## TO BE DONE
Please give the listing again, word for word, with nothing left out.

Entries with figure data
************

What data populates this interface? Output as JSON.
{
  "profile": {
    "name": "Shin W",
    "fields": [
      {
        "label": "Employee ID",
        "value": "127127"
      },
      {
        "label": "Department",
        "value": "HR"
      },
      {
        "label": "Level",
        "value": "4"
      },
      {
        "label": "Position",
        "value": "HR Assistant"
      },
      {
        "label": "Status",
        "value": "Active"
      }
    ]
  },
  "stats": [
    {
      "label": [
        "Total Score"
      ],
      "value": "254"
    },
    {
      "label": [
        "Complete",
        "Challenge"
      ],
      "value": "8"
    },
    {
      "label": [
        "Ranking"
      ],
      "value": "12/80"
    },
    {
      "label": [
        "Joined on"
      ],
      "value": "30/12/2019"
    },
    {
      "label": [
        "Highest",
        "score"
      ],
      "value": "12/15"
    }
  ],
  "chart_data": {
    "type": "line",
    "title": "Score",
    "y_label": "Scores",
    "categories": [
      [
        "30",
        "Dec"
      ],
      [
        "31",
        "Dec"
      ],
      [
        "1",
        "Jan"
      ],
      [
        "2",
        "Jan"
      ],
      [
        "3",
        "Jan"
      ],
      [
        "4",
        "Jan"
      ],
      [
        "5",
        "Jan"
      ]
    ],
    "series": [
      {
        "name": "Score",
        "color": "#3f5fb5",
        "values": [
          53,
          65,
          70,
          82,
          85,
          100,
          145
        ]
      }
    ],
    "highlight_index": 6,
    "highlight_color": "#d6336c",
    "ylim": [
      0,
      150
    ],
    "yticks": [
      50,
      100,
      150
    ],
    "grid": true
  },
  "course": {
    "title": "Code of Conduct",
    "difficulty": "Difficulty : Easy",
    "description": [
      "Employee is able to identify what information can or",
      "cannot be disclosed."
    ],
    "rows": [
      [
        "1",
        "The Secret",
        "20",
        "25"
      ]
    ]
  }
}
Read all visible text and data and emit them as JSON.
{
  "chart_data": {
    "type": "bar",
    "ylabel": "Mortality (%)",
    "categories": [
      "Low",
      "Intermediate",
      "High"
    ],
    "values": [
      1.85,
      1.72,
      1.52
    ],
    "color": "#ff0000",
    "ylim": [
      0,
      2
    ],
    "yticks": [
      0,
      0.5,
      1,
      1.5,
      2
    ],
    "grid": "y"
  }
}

************

## TASK OUTPUT
What data populates this interface? Output as JSON.
{
  "profile": {
    "name": "Shin W",
    "fields": [
      {
        "label": "Employee ID",
        "value": "127127"
      },
      {
        "label": "Department",
        "value": "HR"
      },
      {
        "label": "Level",
        "value": "4"
      },
      {
        "label": "Position",
        "value": "HR Assistant"
      },
      {
        "label": "Status",
        "value": "Active"
      }
    ]
  },
  "stats": [
    {
      "label": [
        "Total Score"
      ],
      "value": "254"
    },
    {
      "label": [
        "Complete",
        "Challenge"
      ],
      "value": "8"
    },
    {
      "label": [
        "Ranking"
      ],
      "value": "12/80"
    },
    {
      "label": [
        "Joined on"
      ],
      "value": "30/12/2019"
    },
    {
      "label": [
        "Highest",
        "score"
      ],
      "value": "12/15"
    }
  ],
  "chart_data": {
    "type": "line",
    "title": "Score",
    "y_label": "Scores",
    "categories": [
      [
        "30",
        "Dec"
      ],
      [
        "31",
        "Dec"
      ],
      [
        "1",
        "Jan"
      ],
      [
        "2",
        "Jan"
      ],
      [
        "3",
        "Jan"
      ],
      [
        "4",
        "Jan"
      ],
      [
        "5",
        "Jan"
      ]
    ],
    "series": [
      {
        "name": "Score",
        "color": "#3f5fb5",
        "values": [
          53,
          65,
          70,
          82,
          85,
          100,
          145
        ]
      }
    ],
    "highlight_index": 6,
    "highlight_color": "#d6336c",
    "ylim": [
      0,
      150
    ],
    "yticks": [
      50,
      100,
      150
    ],
    "grid": true
  },
  "course": {
    "title": "Code of Conduct",
    "difficulty": "Difficulty : Easy",
    "description": [
      "Employee is able to identify what information can or",
      "cannot be disclosed."
    ],
    "rows": [
      [
        "1",
        "The Secret",
        "20",
        "25"
      ]
    ]
  }
}
Read all visible text and data and emit them as JSON.
{
  "chart_data": {
    "type": "bar",
    "ylabel": "Mortality (%)",
    "categories": [
      "Low",
      "Intermediate",
      "High"
    ],
    "values": [
      1.85,
      1.72,
      1.52
    ],
    "color": "#ff0000",
    "ylim": [
      0,
      2
    ],
    "yticks": [
      0,
      0.5,
      1,
      1.5,
      2
    ],
    "grid": "y"
  }
}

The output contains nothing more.